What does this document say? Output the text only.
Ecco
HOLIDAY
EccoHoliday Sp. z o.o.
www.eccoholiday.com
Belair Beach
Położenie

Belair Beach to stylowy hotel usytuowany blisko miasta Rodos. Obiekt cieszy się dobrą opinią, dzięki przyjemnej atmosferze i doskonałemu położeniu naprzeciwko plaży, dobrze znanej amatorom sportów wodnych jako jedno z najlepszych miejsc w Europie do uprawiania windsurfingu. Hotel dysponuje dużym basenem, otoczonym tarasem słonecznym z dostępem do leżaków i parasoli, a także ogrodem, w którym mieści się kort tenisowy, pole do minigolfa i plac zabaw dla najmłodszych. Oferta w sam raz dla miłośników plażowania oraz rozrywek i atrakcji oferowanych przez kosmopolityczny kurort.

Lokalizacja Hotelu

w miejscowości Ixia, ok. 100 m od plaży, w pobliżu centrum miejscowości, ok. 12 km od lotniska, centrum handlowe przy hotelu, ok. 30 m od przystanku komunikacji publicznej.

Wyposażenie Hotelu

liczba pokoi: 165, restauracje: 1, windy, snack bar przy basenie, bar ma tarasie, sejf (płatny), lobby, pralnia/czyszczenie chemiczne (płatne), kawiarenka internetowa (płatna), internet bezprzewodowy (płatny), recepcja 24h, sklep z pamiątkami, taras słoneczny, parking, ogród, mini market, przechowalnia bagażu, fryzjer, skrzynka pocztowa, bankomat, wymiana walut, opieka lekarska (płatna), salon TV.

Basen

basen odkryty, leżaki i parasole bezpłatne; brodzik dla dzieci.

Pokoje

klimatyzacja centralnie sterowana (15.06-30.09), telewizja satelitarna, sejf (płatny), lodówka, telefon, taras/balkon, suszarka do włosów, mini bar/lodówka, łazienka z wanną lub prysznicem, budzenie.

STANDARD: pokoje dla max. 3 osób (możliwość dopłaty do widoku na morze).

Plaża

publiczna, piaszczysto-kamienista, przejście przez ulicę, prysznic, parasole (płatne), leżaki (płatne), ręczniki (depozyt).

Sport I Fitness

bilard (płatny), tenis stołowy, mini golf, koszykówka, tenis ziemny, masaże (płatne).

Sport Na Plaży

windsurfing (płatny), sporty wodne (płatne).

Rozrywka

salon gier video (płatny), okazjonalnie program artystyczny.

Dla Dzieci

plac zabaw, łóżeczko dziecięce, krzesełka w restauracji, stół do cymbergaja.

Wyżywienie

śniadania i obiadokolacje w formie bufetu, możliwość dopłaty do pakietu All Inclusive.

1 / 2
═══
- Exercise details
Repeat every entry exactly as written above.

- Worked answer
What does this document say? Output the text only.
Ecco
HOLIDAY
EccoHoliday Sp. z o.o.
www.eccoholiday.com
Belair Beach
Położenie

Belair Beach to stylowy hotel usytuowany blisko miasta Rodos. Obiekt cieszy się dobrą opinią, dzięki przyjemnej atmosferze i doskonałemu położeniu naprzeciwko plaży, dobrze znanej amatorom sportów wodnych jako jedno z najlepszych miejsc w Europie do uprawiania windsurfingu. Hotel dysponuje dużym basenem, otoczonym tarasem słonecznym z dostępem do leżaków i parasoli, a także ogrodem, w którym mieści się kort tenisowy, pole do minigolfa i plac zabaw dla najmłodszych. Oferta w sam raz dla miłośników plażowania oraz rozrywek i atrakcji oferowanych przez kosmopolityczny kurort.

Lokalizacja Hotelu

w miejscowości Ixia, ok. 100 m od plaży, w pobliżu centrum miejscowości, ok. 12 km od lotniska, centrum handlowe przy hotelu, ok. 30 m od przystanku komunikacji publicznej.

Wyposażenie Hotelu

liczba pokoi: 165, restauracje: 1, windy, snack bar przy basenie, bar ma tarasie, sejf (płatny), lobby, pralnia/czyszczenie chemiczne (płatne), kawiarenka internetowa (płatna), internet bezprzewodowy (płatny), recepcja 24h, sklep z pamiątkami, taras słoneczny, parking, ogród, mini market, przechowalnia bagażu, fryzjer, skrzynka pocztowa, bankomat, wymiana walut, opieka lekarska (płatna), salon TV.

Basen

basen odkryty, leżaki i parasole bezpłatne; brodzik dla dzieci.

Pokoje

klimatyzacja centralnie sterowana (15.06-30.09), telewizja satelitarna, sejf (płatny), lodówka, telefon, taras/balkon, suszarka do włosów, mini bar/lodówka, łazienka z wanną lub prysznicem, budzenie.

STANDARD: pokoje dla max. 3 osób (możliwość dopłaty do widoku na morze).

Plaża

publiczna, piaszczysto-kamienista, przejście przez ulicę, prysznic, parasole (płatne), leżaki (płatne), ręczniki (depozyt).

Sport I Fitness

bilard (płatny), tenis stołowy, mini golf, koszykówka, tenis ziemny, masaże (płatne).

Sport Na Plaży

windsurfing (płatny), sporty wodne (płatne).

Rozrywka

salon gier video (płatny), okazjonalnie program artystyczny.

Dla Dzieci

plac zabaw, łóżeczko dziecięce, krzesełka w restauracji, stół do cymbergaja.

Wyżywienie

śniadania i obiadokolacje w formie bufetu, możliwość dopłaty do pakietu All Inclusive.

1 / 2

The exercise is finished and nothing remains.